Exercise aim: Scan the lines below for the string "VINCI" and copy every one that has it.

Supplied material:

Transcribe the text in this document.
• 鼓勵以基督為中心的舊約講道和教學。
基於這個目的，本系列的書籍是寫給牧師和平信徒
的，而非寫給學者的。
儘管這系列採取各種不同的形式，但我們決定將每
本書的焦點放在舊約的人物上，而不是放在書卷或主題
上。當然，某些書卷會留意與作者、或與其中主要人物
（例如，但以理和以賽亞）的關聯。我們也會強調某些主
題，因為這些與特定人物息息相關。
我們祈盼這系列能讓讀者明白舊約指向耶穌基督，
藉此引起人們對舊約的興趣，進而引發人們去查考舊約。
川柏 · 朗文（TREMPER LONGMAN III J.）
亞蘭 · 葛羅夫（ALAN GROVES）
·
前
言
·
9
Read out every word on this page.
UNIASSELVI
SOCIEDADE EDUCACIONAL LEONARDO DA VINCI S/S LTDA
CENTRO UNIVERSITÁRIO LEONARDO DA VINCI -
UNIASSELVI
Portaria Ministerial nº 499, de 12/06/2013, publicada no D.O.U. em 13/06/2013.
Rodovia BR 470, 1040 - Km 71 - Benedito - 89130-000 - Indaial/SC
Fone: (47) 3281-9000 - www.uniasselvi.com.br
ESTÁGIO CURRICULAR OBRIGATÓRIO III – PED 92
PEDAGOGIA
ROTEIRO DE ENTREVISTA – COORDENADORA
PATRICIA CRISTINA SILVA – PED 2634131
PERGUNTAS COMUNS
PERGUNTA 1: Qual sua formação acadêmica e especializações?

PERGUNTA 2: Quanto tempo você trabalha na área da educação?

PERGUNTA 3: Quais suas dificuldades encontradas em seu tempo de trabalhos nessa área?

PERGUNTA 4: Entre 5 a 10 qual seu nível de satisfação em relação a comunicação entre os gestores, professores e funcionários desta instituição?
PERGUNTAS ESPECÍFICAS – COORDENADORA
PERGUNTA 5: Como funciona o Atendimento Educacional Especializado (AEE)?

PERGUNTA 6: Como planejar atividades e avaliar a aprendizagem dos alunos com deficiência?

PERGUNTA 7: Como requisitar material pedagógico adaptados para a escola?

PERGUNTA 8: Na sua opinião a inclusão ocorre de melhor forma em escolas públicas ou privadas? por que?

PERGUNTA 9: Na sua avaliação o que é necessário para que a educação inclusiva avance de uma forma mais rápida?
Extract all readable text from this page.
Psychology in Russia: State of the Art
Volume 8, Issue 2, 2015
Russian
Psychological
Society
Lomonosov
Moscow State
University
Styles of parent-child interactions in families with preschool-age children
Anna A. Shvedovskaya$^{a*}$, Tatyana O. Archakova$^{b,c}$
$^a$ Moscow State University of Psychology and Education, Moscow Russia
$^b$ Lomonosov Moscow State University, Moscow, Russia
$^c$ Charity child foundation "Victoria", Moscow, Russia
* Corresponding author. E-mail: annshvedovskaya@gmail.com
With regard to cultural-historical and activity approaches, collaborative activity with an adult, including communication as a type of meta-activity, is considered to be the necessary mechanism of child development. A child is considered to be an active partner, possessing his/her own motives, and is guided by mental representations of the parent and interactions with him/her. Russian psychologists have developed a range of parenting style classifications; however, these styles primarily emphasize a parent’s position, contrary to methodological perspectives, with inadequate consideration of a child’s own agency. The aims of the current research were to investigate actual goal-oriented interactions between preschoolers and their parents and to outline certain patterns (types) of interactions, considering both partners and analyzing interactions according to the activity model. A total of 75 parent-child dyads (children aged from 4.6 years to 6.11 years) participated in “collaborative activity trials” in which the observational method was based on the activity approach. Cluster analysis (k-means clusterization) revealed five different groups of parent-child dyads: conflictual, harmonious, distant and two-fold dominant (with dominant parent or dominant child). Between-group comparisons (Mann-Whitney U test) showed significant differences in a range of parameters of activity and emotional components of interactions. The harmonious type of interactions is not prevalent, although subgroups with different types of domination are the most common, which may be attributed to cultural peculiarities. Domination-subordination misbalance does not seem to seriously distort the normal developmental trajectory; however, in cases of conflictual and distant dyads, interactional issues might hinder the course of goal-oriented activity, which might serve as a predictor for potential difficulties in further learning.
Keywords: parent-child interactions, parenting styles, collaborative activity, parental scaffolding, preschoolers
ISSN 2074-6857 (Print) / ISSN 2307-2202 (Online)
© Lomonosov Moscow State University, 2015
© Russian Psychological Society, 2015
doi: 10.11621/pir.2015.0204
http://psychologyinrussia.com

Worked solution:
SOCIEDADE EDUCACIONAL LEONARDO DA VINCI S/S LTDA
CENTRO UNIVERSITÁRIO LEONARDO DA VINCI -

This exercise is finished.